TASK GOAL → Lines holding the string "Casantolan" are the ones to copy from this listing.

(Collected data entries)
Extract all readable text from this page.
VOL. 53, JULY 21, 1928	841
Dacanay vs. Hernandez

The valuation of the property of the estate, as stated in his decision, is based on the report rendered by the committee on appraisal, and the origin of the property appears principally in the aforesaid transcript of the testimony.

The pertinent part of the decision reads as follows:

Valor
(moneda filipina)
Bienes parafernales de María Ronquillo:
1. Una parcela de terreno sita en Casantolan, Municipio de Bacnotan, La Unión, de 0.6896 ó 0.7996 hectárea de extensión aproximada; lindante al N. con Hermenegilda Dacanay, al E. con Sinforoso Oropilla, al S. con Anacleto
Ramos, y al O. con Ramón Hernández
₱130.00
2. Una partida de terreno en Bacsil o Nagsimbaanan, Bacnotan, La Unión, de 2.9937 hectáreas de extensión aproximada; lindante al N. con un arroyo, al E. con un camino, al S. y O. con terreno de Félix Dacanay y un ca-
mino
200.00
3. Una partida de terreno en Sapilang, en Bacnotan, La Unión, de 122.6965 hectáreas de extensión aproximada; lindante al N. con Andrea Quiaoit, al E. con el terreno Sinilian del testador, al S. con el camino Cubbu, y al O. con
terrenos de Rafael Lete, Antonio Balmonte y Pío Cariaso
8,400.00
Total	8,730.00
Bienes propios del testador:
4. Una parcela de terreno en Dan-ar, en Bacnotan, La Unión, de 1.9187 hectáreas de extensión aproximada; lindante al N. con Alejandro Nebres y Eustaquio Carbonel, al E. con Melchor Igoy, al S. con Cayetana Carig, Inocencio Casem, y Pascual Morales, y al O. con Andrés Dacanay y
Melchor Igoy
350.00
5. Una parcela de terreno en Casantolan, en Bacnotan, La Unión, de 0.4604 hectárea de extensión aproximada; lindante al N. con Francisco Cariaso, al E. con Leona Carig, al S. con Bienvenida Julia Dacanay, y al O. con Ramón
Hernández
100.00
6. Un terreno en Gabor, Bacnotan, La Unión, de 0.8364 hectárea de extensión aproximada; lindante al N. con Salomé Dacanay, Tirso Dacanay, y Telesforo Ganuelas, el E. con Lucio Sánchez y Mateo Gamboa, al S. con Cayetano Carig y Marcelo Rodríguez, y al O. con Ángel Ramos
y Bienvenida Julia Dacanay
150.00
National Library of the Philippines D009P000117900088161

REPLY →
1. Una parcela de terreno sita en Casantolan, Municipio de Bacnotan, La Unión, de 0.6896 ó 0.7996 hectárea de extensión aproximada; lindante al N. con Hermenegilda Dacanay, al E. con Sinforoso Oropilla, al S. con Anacleto
5. Una parcela de terreno en Casantolan, en Bacnotan, La Unión, de 0.4604 hectárea de extensión aproximada; lindante al N. con Francisco Cariaso, al E. con Leona Carig, al S. con Bienvenida Julia Dacanay, y al O. con Ramón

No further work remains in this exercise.